_Stored data_
##############################

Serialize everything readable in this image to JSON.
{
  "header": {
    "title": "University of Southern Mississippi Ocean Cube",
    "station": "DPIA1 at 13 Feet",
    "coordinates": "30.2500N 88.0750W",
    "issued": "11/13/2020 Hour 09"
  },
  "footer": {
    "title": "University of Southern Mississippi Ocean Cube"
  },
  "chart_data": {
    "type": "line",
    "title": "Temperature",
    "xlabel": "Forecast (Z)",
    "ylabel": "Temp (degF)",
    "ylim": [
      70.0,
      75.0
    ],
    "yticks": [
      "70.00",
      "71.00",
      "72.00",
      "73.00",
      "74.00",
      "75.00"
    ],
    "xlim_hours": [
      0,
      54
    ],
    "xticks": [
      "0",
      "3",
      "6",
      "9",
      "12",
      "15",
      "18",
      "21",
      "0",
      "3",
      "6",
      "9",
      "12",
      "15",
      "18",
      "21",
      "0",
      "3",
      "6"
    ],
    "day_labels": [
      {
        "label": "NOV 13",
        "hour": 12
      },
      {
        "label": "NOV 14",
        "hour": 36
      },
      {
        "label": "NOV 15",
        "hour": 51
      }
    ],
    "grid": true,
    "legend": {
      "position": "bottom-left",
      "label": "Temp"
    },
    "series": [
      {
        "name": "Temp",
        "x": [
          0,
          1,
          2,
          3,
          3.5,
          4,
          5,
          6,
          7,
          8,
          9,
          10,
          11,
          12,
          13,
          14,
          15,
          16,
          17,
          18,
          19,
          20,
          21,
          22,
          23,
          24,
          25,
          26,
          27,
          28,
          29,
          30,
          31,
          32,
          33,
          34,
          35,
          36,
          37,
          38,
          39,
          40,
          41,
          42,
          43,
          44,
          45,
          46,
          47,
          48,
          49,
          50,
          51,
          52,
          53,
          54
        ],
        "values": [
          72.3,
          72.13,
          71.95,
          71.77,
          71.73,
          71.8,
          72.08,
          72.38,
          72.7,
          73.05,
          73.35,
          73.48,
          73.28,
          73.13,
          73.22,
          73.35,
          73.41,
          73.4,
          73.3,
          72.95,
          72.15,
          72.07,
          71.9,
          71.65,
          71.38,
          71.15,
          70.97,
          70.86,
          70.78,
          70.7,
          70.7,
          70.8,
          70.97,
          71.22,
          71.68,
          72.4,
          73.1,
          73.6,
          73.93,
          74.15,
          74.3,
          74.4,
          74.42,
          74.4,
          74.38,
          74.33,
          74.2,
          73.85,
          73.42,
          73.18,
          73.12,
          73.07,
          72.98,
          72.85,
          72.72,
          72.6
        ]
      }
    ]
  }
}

##############################

_What you are asked to do_
Each entry must be reproduced verbatim.

_Output of the task_
Serialize everything readable in this image to JSON.
{
  "header": {
    "title": "University of Southern Mississippi Ocean Cube",
    "station": "DPIA1 at 13 Feet",
    "coordinates": "30.2500N 88.0750W",
    "issued": "11/13/2020 Hour 09"
  },
  "footer": {
    "title": "University of Southern Mississippi Ocean Cube"
  },
  "chart_data": {
    "type": "line",
    "title": "Temperature",
    "xlabel": "Forecast (Z)",
    "ylabel": "Temp (degF)",
    "ylim": [
      70.0,
      75.0
    ],
    "yticks": [
      "70.00",
      "71.00",
      "72.00",
      "73.00",
      "74.00",
      "75.00"
    ],
    "xlim_hours": [
      0,
      54
    ],
    "xticks": [
      "0",
      "3",
      "6",
      "9",
      "12",
      "15",
      "18",
      "21",
      "0",
      "3",
      "6",
      "9",
      "12",
      "15",
      "18",
      "21",
      "0",
      "3",
      "6"
    ],
    "day_labels": [
      {
        "label": "NOV 13",
        "hour": 12
      },
      {
        "label": "NOV 14",
        "hour": 36
      },
      {
        "label": "NOV 15",
        "hour": 51
      }
    ],
    "grid": true,
    "legend": {
      "position": "bottom-left",
      "label": "Temp"
    },
    "series": [
      {
        "name": "Temp",
        "x": [
          0,
          1,
          2,
          3,
          3.5,
          4,
          5,
          6,
          7,
          8,
          9,
          10,
          11,
          12,
          13,
          14,
          15,
          16,
          17,
          18,
          19,
          20,
          21,
          22,
          23,
          24,
          25,
          26,
          27,
          28,
          29,
          30,
          31,
          32,
          33,
          34,
          35,
          36,
          37,
          38,
          39,
          40,
          41,
          42,
          43,
          44,
          45,
          46,
          47,
          48,
          49,
          50,
          51,
          52,
          53,
          54
        ],
        "values": [
          72.3,
          72.13,
          71.95,
          71.77,
          71.73,
          71.8,
          72.08,
          72.38,
          72.7,
          73.05,
          73.35,
          73.48,
          73.28,
          73.13,
          73.22,
          73.35,
          73.41,
          73.4,
          73.3,
          72.95,
          72.15,
          72.07,
          71.9,
          71.65,
          71.38,
          71.15,
          70.97,
          70.86,
          70.78,
          70.7,
          70.7,
          70.8,
          70.97,
          71.22,
          71.68,
          72.4,
          73.1,
          73.6,
          73.93,
          74.15,
          74.3,
          74.4,
          74.42,
          74.4,
          74.38,
          74.33,
          74.2,
          73.85,
          73.42,
          73.18,
          73.12,
          73.07,
          72.98,
          72.85,
          72.72,
          72.6
        ]
      }
    ]
  }
}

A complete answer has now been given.